___ ENTRIES PROVIDED
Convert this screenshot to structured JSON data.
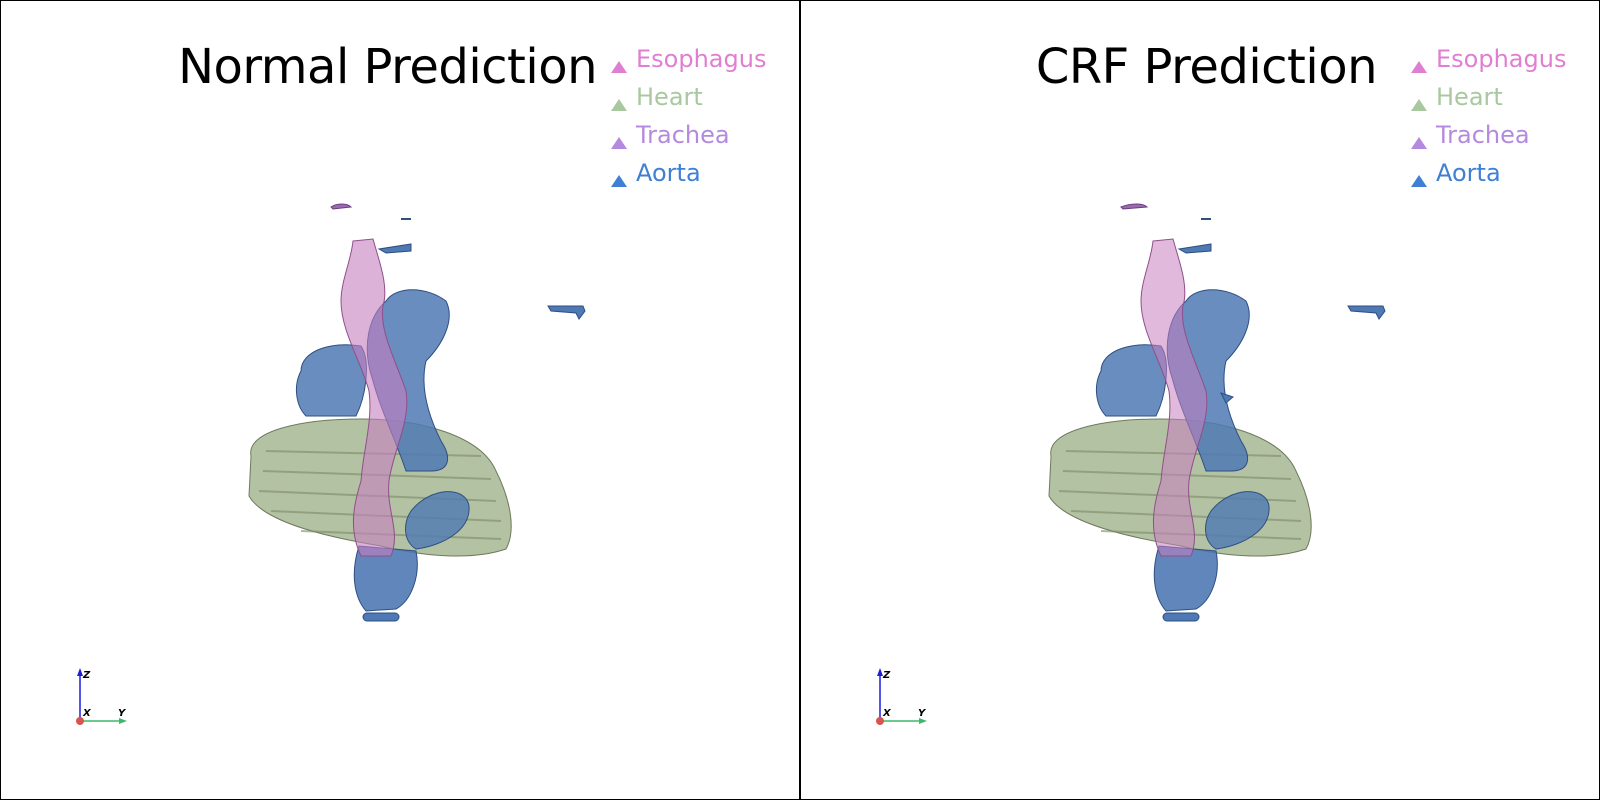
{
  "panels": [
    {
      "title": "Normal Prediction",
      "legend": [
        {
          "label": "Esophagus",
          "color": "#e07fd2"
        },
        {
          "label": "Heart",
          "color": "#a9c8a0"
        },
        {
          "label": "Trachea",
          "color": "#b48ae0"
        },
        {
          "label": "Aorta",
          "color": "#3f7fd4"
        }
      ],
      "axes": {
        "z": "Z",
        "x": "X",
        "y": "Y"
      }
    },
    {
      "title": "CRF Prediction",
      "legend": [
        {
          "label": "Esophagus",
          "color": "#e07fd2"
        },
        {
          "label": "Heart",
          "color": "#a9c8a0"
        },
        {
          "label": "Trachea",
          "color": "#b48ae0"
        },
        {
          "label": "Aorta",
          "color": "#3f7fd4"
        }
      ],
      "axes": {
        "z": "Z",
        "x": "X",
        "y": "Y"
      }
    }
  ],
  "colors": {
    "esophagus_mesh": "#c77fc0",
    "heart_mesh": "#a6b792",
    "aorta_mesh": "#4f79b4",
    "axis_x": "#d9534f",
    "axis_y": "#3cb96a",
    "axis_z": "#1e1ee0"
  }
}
______
___ ENTRIES PROVIDED
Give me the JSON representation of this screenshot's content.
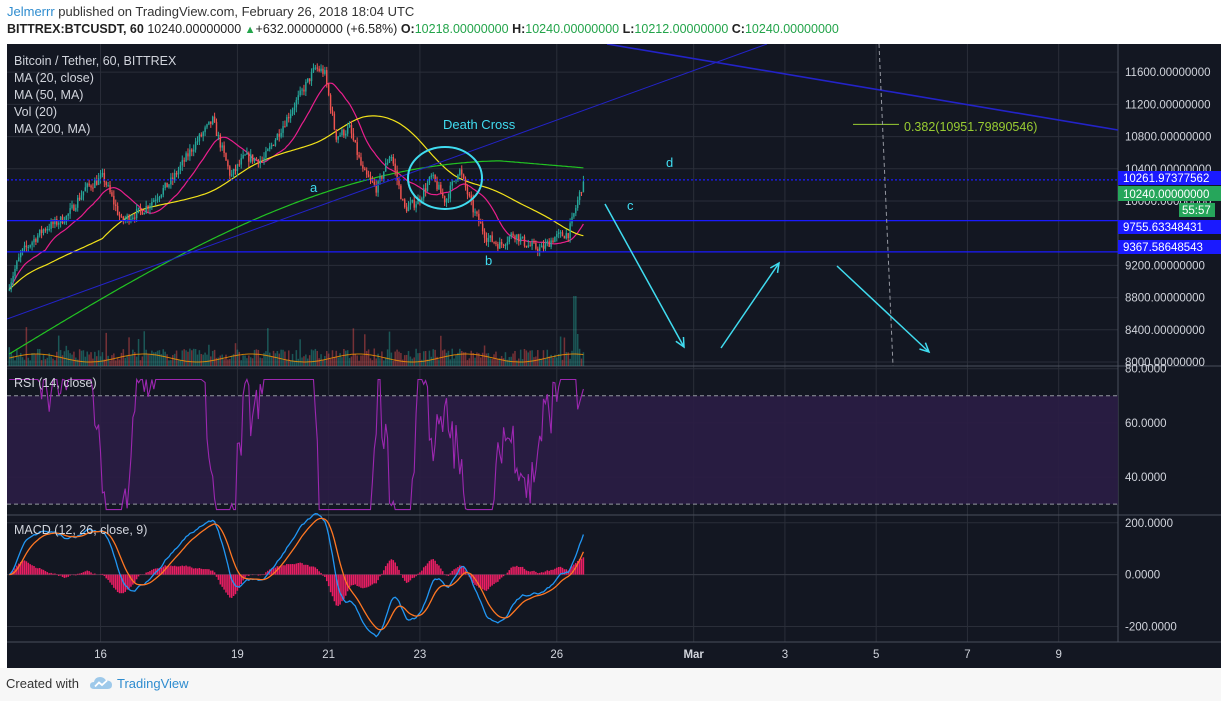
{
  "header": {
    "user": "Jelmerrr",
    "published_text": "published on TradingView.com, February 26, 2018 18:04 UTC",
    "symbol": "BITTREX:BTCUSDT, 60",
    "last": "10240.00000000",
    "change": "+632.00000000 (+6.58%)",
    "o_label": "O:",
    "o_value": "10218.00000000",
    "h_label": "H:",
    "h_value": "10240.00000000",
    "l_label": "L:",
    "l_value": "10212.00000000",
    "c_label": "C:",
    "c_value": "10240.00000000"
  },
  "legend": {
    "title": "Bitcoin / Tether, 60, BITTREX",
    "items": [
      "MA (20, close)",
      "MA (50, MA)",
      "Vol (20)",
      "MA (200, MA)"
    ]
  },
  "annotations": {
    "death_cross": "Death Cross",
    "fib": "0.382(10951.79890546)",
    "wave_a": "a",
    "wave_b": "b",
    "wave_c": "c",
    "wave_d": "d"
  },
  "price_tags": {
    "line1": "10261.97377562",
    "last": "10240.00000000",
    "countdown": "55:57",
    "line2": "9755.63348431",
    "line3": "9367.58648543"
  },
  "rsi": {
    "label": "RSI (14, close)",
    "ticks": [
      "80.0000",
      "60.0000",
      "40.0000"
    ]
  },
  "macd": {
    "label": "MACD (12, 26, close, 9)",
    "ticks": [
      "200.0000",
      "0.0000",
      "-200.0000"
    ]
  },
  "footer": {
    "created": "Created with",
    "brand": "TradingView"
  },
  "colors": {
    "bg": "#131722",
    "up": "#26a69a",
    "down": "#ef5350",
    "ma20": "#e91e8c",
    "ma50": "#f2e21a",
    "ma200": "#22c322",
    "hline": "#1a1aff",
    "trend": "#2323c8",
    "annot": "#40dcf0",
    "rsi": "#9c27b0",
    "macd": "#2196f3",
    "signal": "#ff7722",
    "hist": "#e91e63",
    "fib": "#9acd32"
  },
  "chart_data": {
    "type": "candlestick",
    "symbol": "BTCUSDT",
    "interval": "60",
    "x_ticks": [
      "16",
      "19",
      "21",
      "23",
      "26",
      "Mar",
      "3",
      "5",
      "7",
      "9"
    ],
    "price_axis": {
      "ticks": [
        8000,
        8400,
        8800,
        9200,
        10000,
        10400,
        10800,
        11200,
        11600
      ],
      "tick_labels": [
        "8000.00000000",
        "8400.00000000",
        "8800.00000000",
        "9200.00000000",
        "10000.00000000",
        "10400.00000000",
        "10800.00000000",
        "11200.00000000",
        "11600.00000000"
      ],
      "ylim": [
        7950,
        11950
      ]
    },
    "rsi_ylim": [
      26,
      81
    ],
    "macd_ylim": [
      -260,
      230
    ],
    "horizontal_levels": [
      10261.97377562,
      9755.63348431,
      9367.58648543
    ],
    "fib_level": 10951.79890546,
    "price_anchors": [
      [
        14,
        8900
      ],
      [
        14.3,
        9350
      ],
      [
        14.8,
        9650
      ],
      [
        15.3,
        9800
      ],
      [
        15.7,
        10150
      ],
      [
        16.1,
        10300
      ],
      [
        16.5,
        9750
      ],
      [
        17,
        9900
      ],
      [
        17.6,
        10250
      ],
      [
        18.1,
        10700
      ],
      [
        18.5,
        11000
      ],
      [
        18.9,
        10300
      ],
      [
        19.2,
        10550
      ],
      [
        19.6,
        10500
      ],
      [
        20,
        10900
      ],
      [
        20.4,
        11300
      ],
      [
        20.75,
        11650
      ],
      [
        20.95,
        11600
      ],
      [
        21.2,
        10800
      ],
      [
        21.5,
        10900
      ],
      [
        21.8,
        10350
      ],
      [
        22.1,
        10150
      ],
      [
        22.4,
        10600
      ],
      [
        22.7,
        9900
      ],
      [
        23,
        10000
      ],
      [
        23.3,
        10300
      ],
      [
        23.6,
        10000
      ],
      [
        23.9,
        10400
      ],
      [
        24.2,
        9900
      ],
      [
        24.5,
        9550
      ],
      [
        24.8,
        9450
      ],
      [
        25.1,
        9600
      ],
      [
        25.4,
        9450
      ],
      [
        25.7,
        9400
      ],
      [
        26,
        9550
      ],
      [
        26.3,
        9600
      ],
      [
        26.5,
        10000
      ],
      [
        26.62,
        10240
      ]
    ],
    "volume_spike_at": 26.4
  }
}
______
___ ENTRIES PROVIDED
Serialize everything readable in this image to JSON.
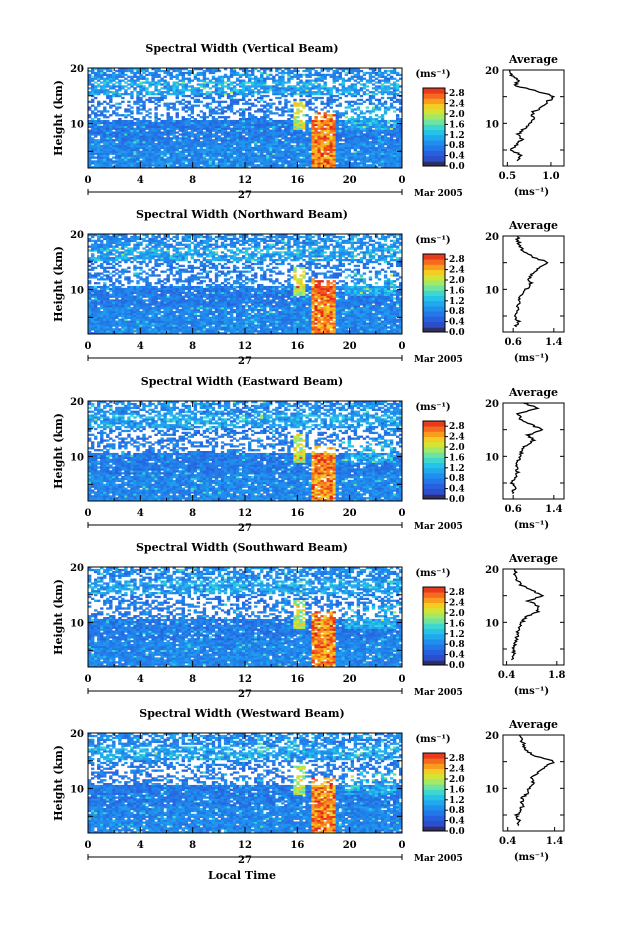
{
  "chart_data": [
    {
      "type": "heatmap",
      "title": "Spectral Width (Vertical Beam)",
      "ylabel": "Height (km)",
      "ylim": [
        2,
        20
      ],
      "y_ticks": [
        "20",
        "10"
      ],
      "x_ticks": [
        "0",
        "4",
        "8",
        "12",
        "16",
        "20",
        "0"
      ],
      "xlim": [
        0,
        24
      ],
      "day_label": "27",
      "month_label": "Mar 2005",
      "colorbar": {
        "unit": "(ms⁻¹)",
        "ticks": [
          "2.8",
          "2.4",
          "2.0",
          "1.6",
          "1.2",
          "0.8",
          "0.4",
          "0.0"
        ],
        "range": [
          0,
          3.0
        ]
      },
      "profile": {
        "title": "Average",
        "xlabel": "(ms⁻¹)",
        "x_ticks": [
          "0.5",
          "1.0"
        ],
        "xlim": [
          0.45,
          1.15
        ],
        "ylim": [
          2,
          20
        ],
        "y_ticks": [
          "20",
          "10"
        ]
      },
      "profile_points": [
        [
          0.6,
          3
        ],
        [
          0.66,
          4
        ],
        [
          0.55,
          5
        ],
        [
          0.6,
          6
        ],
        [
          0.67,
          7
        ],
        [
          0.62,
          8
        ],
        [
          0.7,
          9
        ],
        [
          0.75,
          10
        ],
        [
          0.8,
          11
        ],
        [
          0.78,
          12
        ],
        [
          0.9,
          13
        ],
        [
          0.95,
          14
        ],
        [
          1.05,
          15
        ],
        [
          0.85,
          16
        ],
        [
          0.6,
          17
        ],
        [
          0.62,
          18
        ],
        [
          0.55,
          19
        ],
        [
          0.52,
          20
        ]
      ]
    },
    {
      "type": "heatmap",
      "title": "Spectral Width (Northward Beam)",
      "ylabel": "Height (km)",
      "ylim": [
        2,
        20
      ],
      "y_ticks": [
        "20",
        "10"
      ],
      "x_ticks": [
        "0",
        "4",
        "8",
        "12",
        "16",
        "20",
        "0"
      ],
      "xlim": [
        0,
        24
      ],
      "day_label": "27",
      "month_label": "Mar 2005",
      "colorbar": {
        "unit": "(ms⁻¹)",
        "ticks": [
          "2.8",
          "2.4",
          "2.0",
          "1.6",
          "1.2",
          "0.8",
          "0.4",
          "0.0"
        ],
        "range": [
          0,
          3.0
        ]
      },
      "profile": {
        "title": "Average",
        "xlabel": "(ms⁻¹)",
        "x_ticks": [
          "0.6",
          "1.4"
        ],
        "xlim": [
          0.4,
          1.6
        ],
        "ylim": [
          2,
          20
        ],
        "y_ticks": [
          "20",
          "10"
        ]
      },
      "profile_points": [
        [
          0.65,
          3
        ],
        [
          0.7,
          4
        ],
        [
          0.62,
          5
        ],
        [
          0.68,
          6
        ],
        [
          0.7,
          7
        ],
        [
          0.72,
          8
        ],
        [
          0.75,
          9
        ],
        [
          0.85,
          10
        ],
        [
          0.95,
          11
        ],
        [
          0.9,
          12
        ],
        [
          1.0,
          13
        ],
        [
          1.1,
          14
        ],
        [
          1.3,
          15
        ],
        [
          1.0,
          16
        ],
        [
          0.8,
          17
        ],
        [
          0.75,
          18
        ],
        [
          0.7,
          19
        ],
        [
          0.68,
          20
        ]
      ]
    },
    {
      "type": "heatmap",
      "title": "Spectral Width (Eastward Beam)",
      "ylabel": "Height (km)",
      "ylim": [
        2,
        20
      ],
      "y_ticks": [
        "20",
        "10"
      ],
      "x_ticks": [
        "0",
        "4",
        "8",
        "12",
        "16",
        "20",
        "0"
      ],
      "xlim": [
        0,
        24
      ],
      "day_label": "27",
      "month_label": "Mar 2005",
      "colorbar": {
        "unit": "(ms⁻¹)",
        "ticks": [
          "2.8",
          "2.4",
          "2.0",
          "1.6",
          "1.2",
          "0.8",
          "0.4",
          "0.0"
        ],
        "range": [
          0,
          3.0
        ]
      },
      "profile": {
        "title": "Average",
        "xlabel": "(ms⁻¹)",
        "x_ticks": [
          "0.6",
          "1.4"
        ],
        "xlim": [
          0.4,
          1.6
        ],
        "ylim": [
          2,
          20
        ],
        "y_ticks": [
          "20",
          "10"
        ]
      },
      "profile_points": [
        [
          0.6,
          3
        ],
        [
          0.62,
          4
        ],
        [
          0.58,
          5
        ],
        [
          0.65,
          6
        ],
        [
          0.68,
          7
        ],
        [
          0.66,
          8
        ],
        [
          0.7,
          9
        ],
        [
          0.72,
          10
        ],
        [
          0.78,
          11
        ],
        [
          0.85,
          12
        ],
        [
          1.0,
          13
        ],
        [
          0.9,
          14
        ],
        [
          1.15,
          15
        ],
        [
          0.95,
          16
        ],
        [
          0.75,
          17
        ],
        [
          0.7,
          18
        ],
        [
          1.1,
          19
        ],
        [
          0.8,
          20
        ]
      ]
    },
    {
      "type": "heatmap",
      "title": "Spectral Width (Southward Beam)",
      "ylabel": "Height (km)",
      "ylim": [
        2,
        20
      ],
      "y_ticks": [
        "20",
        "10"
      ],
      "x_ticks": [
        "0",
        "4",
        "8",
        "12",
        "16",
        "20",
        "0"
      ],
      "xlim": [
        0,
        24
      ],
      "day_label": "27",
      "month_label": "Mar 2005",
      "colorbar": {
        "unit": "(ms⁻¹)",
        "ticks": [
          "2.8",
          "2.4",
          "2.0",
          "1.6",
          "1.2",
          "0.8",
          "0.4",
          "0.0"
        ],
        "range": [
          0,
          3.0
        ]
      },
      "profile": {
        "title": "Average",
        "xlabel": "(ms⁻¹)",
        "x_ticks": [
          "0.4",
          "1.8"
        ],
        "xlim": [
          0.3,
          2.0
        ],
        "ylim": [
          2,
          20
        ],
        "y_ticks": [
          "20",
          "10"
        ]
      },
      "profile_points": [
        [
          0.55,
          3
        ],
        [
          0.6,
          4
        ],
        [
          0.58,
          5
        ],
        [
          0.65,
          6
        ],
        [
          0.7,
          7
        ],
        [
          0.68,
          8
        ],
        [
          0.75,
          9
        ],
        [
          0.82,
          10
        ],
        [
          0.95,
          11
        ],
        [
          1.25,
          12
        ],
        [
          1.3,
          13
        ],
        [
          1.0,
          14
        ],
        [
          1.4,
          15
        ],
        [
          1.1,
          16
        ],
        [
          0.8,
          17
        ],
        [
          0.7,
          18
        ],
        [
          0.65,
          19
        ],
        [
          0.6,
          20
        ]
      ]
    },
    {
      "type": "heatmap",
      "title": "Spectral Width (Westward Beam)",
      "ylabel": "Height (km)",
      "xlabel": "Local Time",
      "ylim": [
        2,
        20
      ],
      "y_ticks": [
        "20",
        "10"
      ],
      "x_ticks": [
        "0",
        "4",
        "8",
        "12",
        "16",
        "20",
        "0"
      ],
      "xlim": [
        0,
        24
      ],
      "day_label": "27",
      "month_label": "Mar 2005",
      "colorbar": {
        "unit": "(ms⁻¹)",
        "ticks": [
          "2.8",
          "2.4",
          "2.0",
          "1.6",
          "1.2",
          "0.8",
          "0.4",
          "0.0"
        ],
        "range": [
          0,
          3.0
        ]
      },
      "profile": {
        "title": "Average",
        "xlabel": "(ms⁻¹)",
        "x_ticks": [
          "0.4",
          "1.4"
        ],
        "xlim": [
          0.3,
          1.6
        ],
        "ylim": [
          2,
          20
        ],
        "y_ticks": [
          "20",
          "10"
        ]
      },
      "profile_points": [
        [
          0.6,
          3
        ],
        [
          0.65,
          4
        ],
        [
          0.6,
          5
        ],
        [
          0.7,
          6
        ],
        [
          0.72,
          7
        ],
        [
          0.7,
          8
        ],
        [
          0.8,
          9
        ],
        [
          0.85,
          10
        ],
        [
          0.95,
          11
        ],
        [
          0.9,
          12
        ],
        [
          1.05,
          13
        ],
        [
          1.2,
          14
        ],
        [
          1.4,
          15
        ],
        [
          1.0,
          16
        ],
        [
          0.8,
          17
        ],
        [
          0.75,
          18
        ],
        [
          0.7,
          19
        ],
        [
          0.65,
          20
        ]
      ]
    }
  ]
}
______
| SET TASK |
Copy each line of the listing that includes "this".

| IN RESPONSE |
Convert this screenshot to structured JSON data.
Give me the JSON representation of this screenshot's content.
Serialize everything readable in this image to JSON.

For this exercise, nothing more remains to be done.